▶ What you need to do: Go through the entries below and print each one exactly, leaving out pictures.
━━━━
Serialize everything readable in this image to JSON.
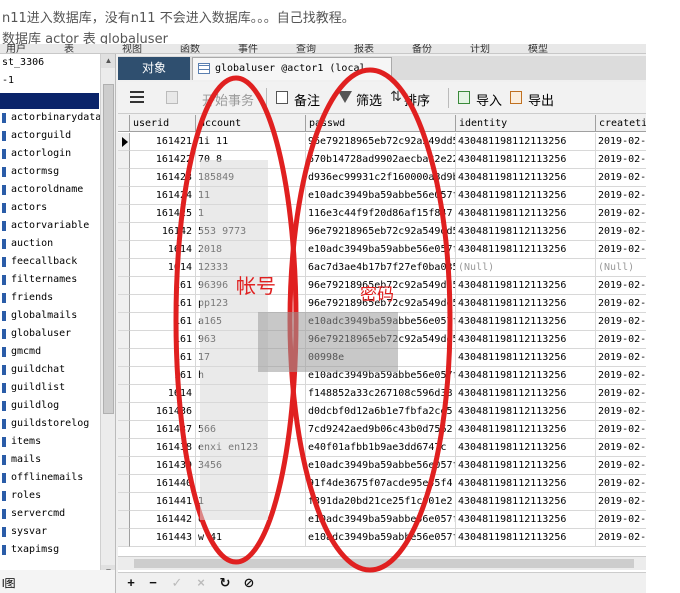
{
  "captions": {
    "line1": "n11进入数据库，没有n11 不会进入数据库。。。自己找教程。",
    "line2": "数据库 actor 表 globaluser"
  },
  "menu": [
    "用户",
    "表",
    "视图",
    "函数",
    "事件",
    "查询",
    "报表",
    "备份",
    "计划",
    "模型"
  ],
  "left_panel": {
    "server": "st_3306",
    "db_line": "-1",
    "tables": [
      "actorbinarydata",
      "actorguild",
      "actorlogin",
      "actormsg",
      "actoroldname",
      "actors",
      "actorvariable",
      "auction",
      "feecallback",
      "filternames",
      "friends",
      "globalmails",
      "globaluser",
      "gmcmd",
      "guildchat",
      "guildlist",
      "guildlog",
      "guildstorelog",
      "items",
      "mails",
      "offlinemails",
      "roles",
      "servercmd",
      "sysvar",
      "txapimsg"
    ],
    "bottom_label": "l图"
  },
  "tabs": {
    "objects": "对象",
    "table_tab": "globaluser @actor1 (local..."
  },
  "toolbar": {
    "begin_tx": "开始事务",
    "note": "备注",
    "filter": "筛选",
    "sort": "排序",
    "import": "导入",
    "export": "导出"
  },
  "grid": {
    "columns": [
      "userid",
      "account",
      "passwd",
      "identity",
      "createti"
    ],
    "rows": [
      {
        "userid": "161421",
        "account": "1i  11",
        "passwd": "96e79218965eb72c92a549dd5",
        "identity": "430481198112113256",
        "created": "2019-02-2"
      },
      {
        "userid": "161422",
        "account": "70  8",
        "passwd": "670b14728ad9902aecba32e22",
        "identity": "430481198112113256",
        "created": "2019-02-2"
      },
      {
        "userid": "161423",
        "account": "  185849",
        "passwd": "d936ec99931c2f160000a8d9b",
        "identity": "430481198112113256",
        "created": "2019-02-2"
      },
      {
        "userid": "161424",
        "account": "  11",
        "passwd": "e10adc3949ba59abbe56e057f",
        "identity": "430481198112113256",
        "created": "2019-02-2"
      },
      {
        "userid": "161425",
        "account": "  1",
        "passwd": "116e3c44f9f20d86af15f847",
        "identity": "430481198112113256",
        "created": "2019-02-2"
      },
      {
        "userid": "16142",
        "account": "553  9773",
        "passwd": "96e79218965eb72c92a549dd5",
        "identity": "430481198112113256",
        "created": "2019-02-2"
      },
      {
        "userid": "1614",
        "account": "2018",
        "passwd": "e10adc3949ba59abbe56e057f",
        "identity": "430481198112113256",
        "created": "2019-02-2"
      },
      {
        "userid": "1614",
        "account": "12333",
        "passwd": "6ac7d3ae4b17b7f27ef0ba035",
        "identity": "(Null)",
        "created": "(Null)"
      },
      {
        "userid": "161",
        "account": "96396",
        "passwd": "96e79218965eb72c92a549dd5",
        "identity": "430481198112113256",
        "created": "2019-02-2"
      },
      {
        "userid": "161",
        "account": "pp123",
        "passwd": "96e79218965eb72c92a549dd5",
        "identity": "430481198112113256",
        "created": "2019-02-2"
      },
      {
        "userid": "161",
        "account": "a165",
        "passwd": "e10adc3949ba59abbe56e057f",
        "identity": "430481198112113256",
        "created": "2019-02-2"
      },
      {
        "userid": "161",
        "account": "963",
        "passwd": "96e79218965eb72c92a549dd5",
        "identity": "430481198112113256",
        "created": "2019-02-2"
      },
      {
        "userid": "161",
        "account": "17",
        "passwd": "00998e",
        "identity": "430481198112113256",
        "created": "2019-02-2"
      },
      {
        "userid": "161",
        "account": "h",
        "passwd": "e10adc3949ba59abbe56e057f",
        "identity": "430481198112113256",
        "created": "2019-02-2"
      },
      {
        "userid": "1614",
        "account": "",
        "passwd": "f148852a33c267108c596d38",
        "identity": "430481198112113256",
        "created": "2019-02-2"
      },
      {
        "userid": "161436",
        "account": "",
        "passwd": "d0dcbf0d12a6b1e7fbfa2ce5",
        "identity": "430481198112113256",
        "created": "2019-02-2"
      },
      {
        "userid": "161437",
        "account": "566",
        "passwd": "7cd9242aed9b06c43b0d7562",
        "identity": "430481198112113256",
        "created": "2019-02-2"
      },
      {
        "userid": "161438",
        "account": "enxi  en123",
        "passwd": "e40f01afbb1b9ae3dd6747c",
        "identity": "430481198112113256",
        "created": "2019-02-2"
      },
      {
        "userid": "161439",
        "account": "3456",
        "passwd": "e10adc3949ba59abbe56e057f",
        "identity": "430481198112113256",
        "created": "2019-02-2"
      },
      {
        "userid": "161440",
        "account": "",
        "passwd": "91f4de3675f07acde95e45f4",
        "identity": "430481198112113256",
        "created": "2019-02-2"
      },
      {
        "userid": "161441",
        "account": "1",
        "passwd": "f391da20bd21ce25f1c901e2",
        "identity": "430481198112113256",
        "created": "2019-02-2"
      },
      {
        "userid": "161442",
        "account": "  o",
        "passwd": "e10adc3949ba59abbe56e057f",
        "identity": "430481198112113256",
        "created": "2019-02-2"
      },
      {
        "userid": "161443",
        "account": "w  41",
        "passwd": "e10adc3949ba59abbe56e057f",
        "identity": "430481198112113256",
        "created": "2019-02-2"
      }
    ]
  },
  "annotations": {
    "account_label": "帐号",
    "password_label": "密码",
    "color": "#e02020"
  },
  "icons": {
    "toolbar_menu": "hamburger-icon",
    "begin_tx": "transaction-icon",
    "note": "note-icon",
    "filter": "filter-icon",
    "sort": "sort-icon",
    "import": "import-icon",
    "export": "export-icon",
    "bottom": [
      "add-icon",
      "remove-icon",
      "check-icon",
      "cancel-icon",
      "refresh-icon",
      "stop-icon"
    ]
  }
}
━━━━
▶ Response to this task:
Serialize everything readable in this image to JSON.
{
  "captions": {
    "line1": "n11进入数据库，没有n11 不会进入数据库。。。自己找教程。",
    "line2": "数据库 actor 表 globaluser"
  },
  "menu": [
    "用户",
    "表",
    "视图",
    "函数",
    "事件",
    "查询",
    "报表",
    "备份",
    "计划",
    "模型"
  ],
  "left_panel": {
    "server": "st_3306",
    "db_line": "-1",
    "tables": [
      "actorbinarydata",
      "actorguild",
      "actorlogin",
      "actormsg",
      "actoroldname",
      "actors",
      "actorvariable",
      "auction",
      "feecallback",
      "filternames",
      "friends",
      "globalmails",
      "globaluser",
      "gmcmd",
      "guildchat",
      "guildlist",
      "guildlog",
      "guildstorelog",
      "items",
      "mails",
      "offlinemails",
      "roles",
      "servercmd",
      "sysvar",
      "txapimsg"
    ],
    "bottom_label": "l图"
  },
  "tabs": {
    "objects": "对象",
    "table_tab": "globaluser @actor1 (local..."
  },
  "toolbar": {
    "begin_tx": "开始事务",
    "note": "备注",
    "filter": "筛选",
    "sort": "排序",
    "import": "导入",
    "export": "导出"
  },
  "grid": {
    "columns": [
      "userid",
      "account",
      "passwd",
      "identity",
      "createti"
    ],
    "rows": [
      {
        "userid": "161421",
        "account": "1i  11",
        "passwd": "96e79218965eb72c92a549dd5",
        "identity": "430481198112113256",
        "created": "2019-02-2"
      },
      {
        "userid": "161422",
        "account": "70  8",
        "passwd": "670b14728ad9902aecba32e22",
        "identity": "430481198112113256",
        "created": "2019-02-2"
      },
      {
        "userid": "161423",
        "account": "  185849",
        "passwd": "d936ec99931c2f160000a8d9b",
        "identity": "430481198112113256",
        "created": "2019-02-2"
      },
      {
        "userid": "161424",
        "account": "  11",
        "passwd": "e10adc3949ba59abbe56e057f",
        "identity": "430481198112113256",
        "created": "2019-02-2"
      },
      {
        "userid": "161425",
        "account": "  1",
        "passwd": "116e3c44f9f20d86af15f847",
        "identity": "430481198112113256",
        "created": "2019-02-2"
      },
      {
        "userid": "16142",
        "account": "553  9773",
        "passwd": "96e79218965eb72c92a549dd5",
        "identity": "430481198112113256",
        "created": "2019-02-2"
      },
      {
        "userid": "1614",
        "account": "2018",
        "passwd": "e10adc3949ba59abbe56e057f",
        "identity": "430481198112113256",
        "created": "2019-02-2"
      },
      {
        "userid": "1614",
        "account": "12333",
        "passwd": "6ac7d3ae4b17b7f27ef0ba035",
        "identity": "(Null)",
        "created": "(Null)"
      },
      {
        "userid": "161",
        "account": "96396",
        "passwd": "96e79218965eb72c92a549dd5",
        "identity": "430481198112113256",
        "created": "2019-02-2"
      },
      {
        "userid": "161",
        "account": "pp123",
        "passwd": "96e79218965eb72c92a549dd5",
        "identity": "430481198112113256",
        "created": "2019-02-2"
      },
      {
        "userid": "161",
        "account": "a165",
        "passwd": "e10adc3949ba59abbe56e057f",
        "identity": "430481198112113256",
        "created": "2019-02-2"
      },
      {
        "userid": "161",
        "account": "963",
        "passwd": "96e79218965eb72c92a549dd5",
        "identity": "430481198112113256",
        "created": "2019-02-2"
      },
      {
        "userid": "161",
        "account": "17",
        "passwd": "00998e",
        "identity": "430481198112113256",
        "created": "2019-02-2"
      },
      {
        "userid": "161",
        "account": "h",
        "passwd": "e10adc3949ba59abbe56e057f",
        "identity": "430481198112113256",
        "created": "2019-02-2"
      },
      {
        "userid": "1614",
        "account": "",
        "passwd": "f148852a33c267108c596d38",
        "identity": "430481198112113256",
        "created": "2019-02-2"
      },
      {
        "userid": "161436",
        "account": "",
        "passwd": "d0dcbf0d12a6b1e7fbfa2ce5",
        "identity": "430481198112113256",
        "created": "2019-02-2"
      },
      {
        "userid": "161437",
        "account": "566",
        "passwd": "7cd9242aed9b06c43b0d7562",
        "identity": "430481198112113256",
        "created": "2019-02-2"
      },
      {
        "userid": "161438",
        "account": "enxi  en123",
        "passwd": "e40f01afbb1b9ae3dd6747c",
        "identity": "430481198112113256",
        "created": "2019-02-2"
      },
      {
        "userid": "161439",
        "account": "3456",
        "passwd": "e10adc3949ba59abbe56e057f",
        "identity": "430481198112113256",
        "created": "2019-02-2"
      },
      {
        "userid": "161440",
        "account": "",
        "passwd": "91f4de3675f07acde95e45f4",
        "identity": "430481198112113256",
        "created": "2019-02-2"
      },
      {
        "userid": "161441",
        "account": "1",
        "passwd": "f391da20bd21ce25f1c901e2",
        "identity": "430481198112113256",
        "created": "2019-02-2"
      },
      {
        "userid": "161442",
        "account": "  o",
        "passwd": "e10adc3949ba59abbe56e057f",
        "identity": "430481198112113256",
        "created": "2019-02-2"
      },
      {
        "userid": "161443",
        "account": "w  41",
        "passwd": "e10adc3949ba59abbe56e057f",
        "identity": "430481198112113256",
        "created": "2019-02-2"
      }
    ]
  },
  "annotations": {
    "account_label": "帐号",
    "password_label": "密码",
    "color": "#e02020"
  },
  "icons": {
    "toolbar_menu": "hamburger-icon",
    "begin_tx": "transaction-icon",
    "note": "note-icon",
    "filter": "filter-icon",
    "sort": "sort-icon",
    "import": "import-icon",
    "export": "export-icon",
    "bottom": [
      "add-icon",
      "remove-icon",
      "check-icon",
      "cancel-icon",
      "refresh-icon",
      "stop-icon"
    ]
  }
}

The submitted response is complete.